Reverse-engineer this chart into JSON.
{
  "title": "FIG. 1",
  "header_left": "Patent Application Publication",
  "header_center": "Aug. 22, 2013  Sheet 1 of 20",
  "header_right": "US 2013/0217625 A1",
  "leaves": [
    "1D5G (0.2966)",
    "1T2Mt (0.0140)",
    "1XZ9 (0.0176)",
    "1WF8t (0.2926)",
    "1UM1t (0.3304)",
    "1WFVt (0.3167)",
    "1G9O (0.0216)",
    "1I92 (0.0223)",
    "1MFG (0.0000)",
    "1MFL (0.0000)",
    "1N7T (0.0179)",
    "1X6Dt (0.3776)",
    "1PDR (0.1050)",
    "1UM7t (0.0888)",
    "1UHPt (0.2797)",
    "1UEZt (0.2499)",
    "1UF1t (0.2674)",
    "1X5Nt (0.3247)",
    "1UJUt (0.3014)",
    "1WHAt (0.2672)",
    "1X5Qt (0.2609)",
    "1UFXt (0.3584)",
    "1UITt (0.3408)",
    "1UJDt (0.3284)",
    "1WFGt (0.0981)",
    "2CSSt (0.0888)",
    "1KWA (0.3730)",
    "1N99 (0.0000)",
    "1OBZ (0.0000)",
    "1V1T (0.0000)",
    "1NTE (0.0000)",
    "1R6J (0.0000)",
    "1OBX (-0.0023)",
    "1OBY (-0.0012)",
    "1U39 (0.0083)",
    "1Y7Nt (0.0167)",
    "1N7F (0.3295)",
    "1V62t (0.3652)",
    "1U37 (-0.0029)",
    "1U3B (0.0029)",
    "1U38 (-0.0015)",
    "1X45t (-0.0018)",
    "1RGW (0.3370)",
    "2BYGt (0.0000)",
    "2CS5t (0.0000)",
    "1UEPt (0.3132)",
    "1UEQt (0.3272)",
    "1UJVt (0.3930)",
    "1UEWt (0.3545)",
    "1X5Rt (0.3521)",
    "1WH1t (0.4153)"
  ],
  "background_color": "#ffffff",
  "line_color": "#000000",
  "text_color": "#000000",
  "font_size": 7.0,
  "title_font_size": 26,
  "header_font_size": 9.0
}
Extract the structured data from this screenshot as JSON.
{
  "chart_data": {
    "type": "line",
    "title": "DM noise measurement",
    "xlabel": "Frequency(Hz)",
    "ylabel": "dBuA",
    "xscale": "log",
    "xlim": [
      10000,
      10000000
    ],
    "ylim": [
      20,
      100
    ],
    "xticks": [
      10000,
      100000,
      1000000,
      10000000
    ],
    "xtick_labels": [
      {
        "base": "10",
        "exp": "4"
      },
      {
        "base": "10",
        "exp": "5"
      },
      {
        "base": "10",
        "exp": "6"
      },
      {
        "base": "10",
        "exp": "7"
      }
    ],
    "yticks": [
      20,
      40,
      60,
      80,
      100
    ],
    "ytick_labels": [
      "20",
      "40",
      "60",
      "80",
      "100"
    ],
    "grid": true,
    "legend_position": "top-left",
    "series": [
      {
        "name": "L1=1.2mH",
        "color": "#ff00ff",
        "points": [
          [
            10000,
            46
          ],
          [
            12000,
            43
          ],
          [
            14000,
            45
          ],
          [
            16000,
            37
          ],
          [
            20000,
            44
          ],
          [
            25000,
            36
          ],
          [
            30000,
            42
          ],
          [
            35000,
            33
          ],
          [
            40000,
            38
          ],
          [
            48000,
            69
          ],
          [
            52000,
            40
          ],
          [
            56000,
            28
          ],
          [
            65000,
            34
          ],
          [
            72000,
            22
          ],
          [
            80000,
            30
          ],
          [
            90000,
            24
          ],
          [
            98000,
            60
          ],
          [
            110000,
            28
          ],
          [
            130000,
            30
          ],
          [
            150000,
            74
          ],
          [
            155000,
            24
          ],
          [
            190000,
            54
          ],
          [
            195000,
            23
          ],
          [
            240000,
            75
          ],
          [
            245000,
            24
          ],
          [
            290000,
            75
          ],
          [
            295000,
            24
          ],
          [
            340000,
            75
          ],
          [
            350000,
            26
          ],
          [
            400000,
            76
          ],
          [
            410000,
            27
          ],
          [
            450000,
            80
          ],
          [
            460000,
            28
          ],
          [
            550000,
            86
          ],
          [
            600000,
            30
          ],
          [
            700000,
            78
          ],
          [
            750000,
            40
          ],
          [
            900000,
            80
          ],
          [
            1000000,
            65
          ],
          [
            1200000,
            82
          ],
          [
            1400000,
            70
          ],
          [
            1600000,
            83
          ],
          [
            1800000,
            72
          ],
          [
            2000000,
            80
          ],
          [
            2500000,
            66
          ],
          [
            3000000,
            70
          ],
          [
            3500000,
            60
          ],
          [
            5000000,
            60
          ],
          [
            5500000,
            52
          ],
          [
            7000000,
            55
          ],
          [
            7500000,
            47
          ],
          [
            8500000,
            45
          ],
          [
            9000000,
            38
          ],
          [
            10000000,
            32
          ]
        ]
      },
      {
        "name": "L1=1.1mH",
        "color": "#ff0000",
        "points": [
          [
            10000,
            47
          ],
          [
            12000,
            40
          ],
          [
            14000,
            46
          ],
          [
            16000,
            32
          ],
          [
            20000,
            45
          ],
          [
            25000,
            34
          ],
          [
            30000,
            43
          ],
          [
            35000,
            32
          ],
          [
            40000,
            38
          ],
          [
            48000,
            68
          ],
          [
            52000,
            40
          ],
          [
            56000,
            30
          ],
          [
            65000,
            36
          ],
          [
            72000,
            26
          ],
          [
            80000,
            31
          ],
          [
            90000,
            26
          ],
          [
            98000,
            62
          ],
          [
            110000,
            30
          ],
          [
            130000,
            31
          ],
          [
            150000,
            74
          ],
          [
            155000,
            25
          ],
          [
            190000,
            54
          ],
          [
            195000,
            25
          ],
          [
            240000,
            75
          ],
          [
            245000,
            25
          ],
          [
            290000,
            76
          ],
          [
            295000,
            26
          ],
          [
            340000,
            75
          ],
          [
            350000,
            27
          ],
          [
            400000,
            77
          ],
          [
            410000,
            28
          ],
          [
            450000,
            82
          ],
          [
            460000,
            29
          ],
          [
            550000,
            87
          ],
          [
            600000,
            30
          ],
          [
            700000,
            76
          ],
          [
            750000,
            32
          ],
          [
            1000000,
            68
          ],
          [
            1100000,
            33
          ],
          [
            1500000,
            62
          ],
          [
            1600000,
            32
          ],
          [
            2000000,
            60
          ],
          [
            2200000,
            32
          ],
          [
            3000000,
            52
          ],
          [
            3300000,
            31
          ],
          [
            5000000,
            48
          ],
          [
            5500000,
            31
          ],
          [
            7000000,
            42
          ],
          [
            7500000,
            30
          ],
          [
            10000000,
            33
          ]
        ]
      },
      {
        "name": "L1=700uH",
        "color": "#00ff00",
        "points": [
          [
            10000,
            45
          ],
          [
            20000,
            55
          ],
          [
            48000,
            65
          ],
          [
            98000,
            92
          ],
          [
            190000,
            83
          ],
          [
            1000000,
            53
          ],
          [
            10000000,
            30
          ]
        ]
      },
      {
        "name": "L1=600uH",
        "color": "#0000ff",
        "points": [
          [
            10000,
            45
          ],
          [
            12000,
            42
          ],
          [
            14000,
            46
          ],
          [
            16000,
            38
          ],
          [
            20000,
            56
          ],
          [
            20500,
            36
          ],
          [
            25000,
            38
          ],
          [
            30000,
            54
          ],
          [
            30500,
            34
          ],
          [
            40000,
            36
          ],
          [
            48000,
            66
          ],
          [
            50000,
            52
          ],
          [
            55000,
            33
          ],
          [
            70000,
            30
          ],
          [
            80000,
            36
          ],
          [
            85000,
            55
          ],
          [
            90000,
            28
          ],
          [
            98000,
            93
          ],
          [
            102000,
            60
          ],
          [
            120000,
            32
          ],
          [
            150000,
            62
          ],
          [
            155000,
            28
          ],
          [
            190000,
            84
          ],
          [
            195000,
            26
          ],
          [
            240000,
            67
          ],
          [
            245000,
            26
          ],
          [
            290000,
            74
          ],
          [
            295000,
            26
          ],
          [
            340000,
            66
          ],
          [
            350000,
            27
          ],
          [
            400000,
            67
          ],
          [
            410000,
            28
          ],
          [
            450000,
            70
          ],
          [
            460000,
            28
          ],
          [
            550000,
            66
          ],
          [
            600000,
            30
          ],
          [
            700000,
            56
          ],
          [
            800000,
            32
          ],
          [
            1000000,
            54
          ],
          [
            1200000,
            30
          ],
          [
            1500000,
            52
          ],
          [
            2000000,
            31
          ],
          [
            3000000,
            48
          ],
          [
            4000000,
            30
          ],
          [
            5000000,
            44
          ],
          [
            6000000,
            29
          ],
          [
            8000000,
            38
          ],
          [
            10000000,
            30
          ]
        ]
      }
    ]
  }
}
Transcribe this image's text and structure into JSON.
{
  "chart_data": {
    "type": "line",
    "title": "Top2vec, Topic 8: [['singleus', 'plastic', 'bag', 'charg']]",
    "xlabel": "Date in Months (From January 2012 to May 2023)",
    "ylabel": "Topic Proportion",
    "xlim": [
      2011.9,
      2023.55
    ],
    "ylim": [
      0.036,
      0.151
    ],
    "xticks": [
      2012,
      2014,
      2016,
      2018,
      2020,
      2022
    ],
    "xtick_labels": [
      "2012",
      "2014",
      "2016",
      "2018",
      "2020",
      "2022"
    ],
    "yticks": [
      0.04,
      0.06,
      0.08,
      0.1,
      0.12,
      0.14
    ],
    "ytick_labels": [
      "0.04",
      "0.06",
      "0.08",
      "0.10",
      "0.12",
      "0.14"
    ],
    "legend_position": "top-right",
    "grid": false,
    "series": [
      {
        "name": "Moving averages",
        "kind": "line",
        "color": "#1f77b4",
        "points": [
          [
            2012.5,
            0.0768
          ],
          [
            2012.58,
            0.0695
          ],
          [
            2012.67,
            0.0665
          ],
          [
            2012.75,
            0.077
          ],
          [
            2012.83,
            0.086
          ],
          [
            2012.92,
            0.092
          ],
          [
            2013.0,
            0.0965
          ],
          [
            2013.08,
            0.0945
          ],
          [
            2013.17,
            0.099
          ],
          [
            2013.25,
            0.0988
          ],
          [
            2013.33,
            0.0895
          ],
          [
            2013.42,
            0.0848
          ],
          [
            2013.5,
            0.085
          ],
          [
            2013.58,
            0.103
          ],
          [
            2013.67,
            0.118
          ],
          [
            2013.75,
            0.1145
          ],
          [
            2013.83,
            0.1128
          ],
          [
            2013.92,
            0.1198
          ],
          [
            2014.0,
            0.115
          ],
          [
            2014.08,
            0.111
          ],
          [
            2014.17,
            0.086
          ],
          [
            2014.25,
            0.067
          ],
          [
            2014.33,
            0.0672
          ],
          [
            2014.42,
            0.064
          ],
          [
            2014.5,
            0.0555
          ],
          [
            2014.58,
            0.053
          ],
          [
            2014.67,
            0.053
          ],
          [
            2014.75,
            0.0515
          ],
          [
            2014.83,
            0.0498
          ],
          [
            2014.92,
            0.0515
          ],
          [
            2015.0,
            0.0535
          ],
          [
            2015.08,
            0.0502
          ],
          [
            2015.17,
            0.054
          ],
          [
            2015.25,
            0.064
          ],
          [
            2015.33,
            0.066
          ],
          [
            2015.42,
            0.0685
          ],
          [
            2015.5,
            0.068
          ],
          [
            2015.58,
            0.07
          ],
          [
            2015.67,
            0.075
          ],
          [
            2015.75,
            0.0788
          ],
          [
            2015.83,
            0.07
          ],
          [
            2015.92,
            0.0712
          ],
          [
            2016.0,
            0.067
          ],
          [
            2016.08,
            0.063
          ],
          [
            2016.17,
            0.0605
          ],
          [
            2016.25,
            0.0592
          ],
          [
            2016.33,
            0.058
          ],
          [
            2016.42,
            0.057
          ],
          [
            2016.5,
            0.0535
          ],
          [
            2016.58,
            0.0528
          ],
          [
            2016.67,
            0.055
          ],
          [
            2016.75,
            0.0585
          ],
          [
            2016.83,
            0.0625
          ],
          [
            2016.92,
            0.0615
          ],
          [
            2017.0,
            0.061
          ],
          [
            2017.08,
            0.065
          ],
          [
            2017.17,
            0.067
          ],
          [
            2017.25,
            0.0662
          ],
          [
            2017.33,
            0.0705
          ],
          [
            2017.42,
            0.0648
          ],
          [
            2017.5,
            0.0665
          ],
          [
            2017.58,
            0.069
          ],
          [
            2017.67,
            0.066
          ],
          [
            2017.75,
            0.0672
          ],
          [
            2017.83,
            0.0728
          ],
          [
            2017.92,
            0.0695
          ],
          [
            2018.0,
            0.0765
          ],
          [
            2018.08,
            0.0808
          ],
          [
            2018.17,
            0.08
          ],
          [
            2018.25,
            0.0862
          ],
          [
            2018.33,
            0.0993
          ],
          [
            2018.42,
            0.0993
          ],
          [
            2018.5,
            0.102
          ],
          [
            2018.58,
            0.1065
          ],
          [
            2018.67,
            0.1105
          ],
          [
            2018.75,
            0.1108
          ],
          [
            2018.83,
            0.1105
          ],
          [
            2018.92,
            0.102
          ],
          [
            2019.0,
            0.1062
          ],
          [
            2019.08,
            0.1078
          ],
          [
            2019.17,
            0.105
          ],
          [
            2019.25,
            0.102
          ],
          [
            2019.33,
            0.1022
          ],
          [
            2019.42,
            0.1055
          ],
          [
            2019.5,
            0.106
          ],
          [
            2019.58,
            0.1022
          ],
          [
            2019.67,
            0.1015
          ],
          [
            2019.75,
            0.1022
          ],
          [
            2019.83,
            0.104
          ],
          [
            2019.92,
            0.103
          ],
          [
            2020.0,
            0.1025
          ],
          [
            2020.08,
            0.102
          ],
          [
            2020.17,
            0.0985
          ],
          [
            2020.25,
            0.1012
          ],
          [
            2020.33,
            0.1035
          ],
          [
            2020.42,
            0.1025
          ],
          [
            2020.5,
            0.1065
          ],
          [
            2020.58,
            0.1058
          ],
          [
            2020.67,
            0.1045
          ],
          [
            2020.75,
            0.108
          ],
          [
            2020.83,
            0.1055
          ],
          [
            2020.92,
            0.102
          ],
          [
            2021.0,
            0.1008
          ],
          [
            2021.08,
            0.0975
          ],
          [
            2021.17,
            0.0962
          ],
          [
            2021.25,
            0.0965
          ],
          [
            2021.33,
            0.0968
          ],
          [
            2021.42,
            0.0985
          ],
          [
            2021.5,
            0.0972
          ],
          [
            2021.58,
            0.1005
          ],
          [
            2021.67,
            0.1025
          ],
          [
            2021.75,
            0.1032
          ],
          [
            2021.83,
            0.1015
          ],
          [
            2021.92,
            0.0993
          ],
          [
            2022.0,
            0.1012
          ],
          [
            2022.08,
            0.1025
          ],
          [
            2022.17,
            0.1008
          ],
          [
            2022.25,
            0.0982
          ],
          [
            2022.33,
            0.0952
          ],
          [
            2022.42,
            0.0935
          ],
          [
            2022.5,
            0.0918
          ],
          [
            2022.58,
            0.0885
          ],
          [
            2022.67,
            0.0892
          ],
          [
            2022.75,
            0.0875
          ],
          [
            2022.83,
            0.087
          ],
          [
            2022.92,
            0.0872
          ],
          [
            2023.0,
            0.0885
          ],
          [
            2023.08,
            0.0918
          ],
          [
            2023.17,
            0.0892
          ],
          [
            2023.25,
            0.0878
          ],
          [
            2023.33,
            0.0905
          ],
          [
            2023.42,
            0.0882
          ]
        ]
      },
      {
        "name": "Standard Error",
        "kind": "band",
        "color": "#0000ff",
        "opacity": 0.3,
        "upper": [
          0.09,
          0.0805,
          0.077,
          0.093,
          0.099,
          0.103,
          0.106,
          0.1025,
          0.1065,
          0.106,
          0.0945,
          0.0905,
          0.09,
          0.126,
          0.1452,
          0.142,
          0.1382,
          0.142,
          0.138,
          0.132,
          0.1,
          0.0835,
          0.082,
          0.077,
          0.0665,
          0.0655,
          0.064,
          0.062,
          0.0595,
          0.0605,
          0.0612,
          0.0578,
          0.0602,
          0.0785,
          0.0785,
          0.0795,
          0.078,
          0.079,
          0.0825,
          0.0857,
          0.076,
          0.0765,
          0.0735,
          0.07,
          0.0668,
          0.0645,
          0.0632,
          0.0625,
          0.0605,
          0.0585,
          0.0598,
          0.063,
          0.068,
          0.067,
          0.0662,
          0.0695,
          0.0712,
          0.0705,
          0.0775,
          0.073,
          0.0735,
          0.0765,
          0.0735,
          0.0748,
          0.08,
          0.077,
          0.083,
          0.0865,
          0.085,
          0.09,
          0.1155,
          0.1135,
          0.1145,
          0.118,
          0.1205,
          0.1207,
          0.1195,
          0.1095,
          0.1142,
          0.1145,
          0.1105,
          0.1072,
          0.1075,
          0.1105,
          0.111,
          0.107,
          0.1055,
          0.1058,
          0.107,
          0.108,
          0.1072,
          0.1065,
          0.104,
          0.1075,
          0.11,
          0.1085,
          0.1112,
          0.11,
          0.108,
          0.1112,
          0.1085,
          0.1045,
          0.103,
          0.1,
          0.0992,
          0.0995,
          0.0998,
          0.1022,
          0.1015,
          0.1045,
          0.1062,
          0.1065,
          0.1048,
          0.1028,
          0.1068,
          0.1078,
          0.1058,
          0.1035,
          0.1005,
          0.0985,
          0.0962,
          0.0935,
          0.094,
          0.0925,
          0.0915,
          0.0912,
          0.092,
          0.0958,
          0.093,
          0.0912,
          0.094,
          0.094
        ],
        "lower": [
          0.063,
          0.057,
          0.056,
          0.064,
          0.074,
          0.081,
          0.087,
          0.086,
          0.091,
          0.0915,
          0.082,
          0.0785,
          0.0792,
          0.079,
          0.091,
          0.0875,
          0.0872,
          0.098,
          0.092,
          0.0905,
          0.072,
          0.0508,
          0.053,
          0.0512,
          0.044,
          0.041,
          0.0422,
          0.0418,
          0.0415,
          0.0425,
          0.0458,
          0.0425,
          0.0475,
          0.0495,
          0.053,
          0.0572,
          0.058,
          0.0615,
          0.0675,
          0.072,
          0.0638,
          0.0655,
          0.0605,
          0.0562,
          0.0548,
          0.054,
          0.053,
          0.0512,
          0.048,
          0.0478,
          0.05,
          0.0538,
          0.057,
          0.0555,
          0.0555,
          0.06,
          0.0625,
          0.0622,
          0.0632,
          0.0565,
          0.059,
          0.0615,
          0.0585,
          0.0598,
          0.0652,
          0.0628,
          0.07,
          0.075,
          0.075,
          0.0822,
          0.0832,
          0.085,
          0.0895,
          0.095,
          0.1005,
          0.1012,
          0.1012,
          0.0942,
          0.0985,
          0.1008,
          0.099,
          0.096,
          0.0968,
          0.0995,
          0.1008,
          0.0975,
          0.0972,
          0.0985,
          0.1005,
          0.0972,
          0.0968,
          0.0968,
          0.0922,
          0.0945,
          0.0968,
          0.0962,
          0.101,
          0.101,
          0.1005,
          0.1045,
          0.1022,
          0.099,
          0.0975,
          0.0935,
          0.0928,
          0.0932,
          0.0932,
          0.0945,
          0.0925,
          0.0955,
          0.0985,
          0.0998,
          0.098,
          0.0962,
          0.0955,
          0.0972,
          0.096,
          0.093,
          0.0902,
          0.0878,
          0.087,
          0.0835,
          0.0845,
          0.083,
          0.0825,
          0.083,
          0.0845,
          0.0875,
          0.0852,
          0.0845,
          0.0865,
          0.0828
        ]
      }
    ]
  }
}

- _EXERCISE PROMPT_: Locate the lines above that hold the word "xlabel". Show every one of them.

- _FINAL RESULT_:
    "xlabel": "Frequency(Hz)",
    "xlabel": "Date in Months (From January 2012 to May 2023)",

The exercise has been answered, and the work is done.